### [Task objective]
Reproduce every line of the records below word for word, changing nothing.

### [Input rows]
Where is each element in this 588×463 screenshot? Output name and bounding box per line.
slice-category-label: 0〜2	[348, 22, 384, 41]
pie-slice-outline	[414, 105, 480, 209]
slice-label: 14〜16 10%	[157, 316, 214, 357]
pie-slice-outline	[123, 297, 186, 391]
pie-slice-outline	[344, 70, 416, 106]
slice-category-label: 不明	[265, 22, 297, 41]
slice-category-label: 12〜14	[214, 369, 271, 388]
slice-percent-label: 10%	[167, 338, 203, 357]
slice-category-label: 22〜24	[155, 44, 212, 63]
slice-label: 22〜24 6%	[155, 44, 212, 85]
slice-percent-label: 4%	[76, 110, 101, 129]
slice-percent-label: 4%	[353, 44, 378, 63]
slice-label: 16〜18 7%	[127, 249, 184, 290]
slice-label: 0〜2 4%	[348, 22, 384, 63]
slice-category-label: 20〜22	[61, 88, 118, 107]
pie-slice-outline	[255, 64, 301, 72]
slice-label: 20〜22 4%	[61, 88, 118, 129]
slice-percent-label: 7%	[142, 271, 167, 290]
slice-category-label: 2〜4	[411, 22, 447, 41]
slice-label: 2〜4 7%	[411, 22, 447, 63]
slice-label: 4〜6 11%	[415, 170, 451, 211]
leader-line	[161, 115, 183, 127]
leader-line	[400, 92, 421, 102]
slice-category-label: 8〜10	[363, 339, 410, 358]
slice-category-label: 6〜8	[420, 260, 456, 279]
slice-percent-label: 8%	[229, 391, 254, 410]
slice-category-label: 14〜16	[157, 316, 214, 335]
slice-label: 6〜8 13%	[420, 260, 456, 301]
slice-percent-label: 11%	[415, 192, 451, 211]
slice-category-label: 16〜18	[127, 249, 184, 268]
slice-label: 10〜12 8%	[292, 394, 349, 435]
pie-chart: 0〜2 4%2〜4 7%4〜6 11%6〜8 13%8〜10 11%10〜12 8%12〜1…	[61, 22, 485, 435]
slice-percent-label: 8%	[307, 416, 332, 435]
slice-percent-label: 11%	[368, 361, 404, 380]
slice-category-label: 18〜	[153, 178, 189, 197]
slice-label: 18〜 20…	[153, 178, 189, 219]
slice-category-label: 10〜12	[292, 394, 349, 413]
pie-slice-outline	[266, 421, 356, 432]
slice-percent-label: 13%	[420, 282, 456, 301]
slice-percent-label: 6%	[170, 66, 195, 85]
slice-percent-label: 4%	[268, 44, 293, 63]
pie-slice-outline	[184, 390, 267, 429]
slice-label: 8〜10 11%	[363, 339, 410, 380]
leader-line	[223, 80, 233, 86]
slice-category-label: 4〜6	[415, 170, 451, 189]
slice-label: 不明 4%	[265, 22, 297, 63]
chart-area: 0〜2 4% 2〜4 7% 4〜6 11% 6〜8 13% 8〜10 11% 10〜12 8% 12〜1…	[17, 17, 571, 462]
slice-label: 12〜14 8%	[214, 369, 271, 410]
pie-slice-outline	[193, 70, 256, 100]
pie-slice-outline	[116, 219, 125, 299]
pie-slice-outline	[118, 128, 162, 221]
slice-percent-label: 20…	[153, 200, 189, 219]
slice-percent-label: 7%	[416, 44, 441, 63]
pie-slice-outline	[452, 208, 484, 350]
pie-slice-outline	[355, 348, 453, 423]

### [Reply]
Where is each element in this 588×463 screenshot? Output name and bounding box per line.
slice-category-label: 0〜2	[348, 22, 384, 41]
pie-slice-outline	[414, 105, 480, 209]
slice-label: 14〜16 10%	[157, 316, 214, 357]
pie-slice-outline	[123, 297, 186, 391]
pie-slice-outline	[344, 70, 416, 106]
slice-category-label: 不明	[265, 22, 297, 41]
slice-category-label: 12〜14	[214, 369, 271, 388]
slice-percent-label: 10%	[167, 338, 203, 357]
slice-category-label: 22〜24	[155, 44, 212, 63]
slice-label: 22〜24 6%	[155, 44, 212, 85]
slice-percent-label: 4%	[76, 110, 101, 129]
slice-percent-label: 4%	[353, 44, 378, 63]
slice-label: 16〜18 7%	[127, 249, 184, 290]
slice-label: 0〜2 4%	[348, 22, 384, 63]
slice-category-label: 20〜22	[61, 88, 118, 107]
pie-slice-outline	[255, 64, 301, 72]
slice-label: 20〜22 4%	[61, 88, 118, 129]
slice-percent-label: 7%	[142, 271, 167, 290]
slice-category-label: 2〜4	[411, 22, 447, 41]
slice-label: 2〜4 7%	[411, 22, 447, 63]
slice-label: 4〜6 11%	[415, 170, 451, 211]
leader-line	[161, 115, 183, 127]
leader-line	[400, 92, 421, 102]
slice-category-label: 8〜10	[363, 339, 410, 358]
slice-category-label: 6〜8	[420, 260, 456, 279]
slice-percent-label: 8%	[229, 391, 254, 410]
slice-category-label: 14〜16	[157, 316, 214, 335]
slice-label: 6〜8 13%	[420, 260, 456, 301]
slice-percent-label: 11%	[415, 192, 451, 211]
slice-category-label: 16〜18	[127, 249, 184, 268]
slice-label: 10〜12 8%	[292, 394, 349, 435]
pie-chart: 0〜2 4%2〜4 7%4〜6 11%6〜8 13%8〜10 11%10〜12 8%12〜1…	[61, 22, 485, 435]
slice-percent-label: 8%	[307, 416, 332, 435]
slice-percent-label: 11%	[368, 361, 404, 380]
slice-category-label: 18〜	[153, 178, 189, 197]
slice-label: 18〜 20…	[153, 178, 189, 219]
slice-category-label: 10〜12	[292, 394, 349, 413]
pie-slice-outline	[266, 421, 356, 432]
slice-percent-label: 13%	[420, 282, 456, 301]
slice-percent-label: 6%	[170, 66, 195, 85]
slice-percent-label: 4%	[268, 44, 293, 63]
pie-slice-outline	[184, 390, 267, 429]
slice-label: 8〜10 11%	[363, 339, 410, 380]
leader-line	[223, 80, 233, 86]
slice-category-label: 4〜6	[415, 170, 451, 189]
slice-label: 不明 4%	[265, 22, 297, 63]
chart-area: 0〜2 4% 2〜4 7% 4〜6 11% 6〜8 13% 8〜10 11% 10〜12 8% 12〜1…	[17, 17, 571, 462]
slice-label: 12〜14 8%	[214, 369, 271, 410]
pie-slice-outline	[193, 70, 256, 100]
pie-slice-outline	[116, 219, 125, 299]
pie-slice-outline	[118, 128, 162, 221]
slice-percent-label: 20…	[153, 200, 189, 219]
slice-percent-label: 7%	[416, 44, 441, 63]
pie-slice-outline	[452, 208, 484, 350]
pie-slice-outline	[355, 348, 453, 423]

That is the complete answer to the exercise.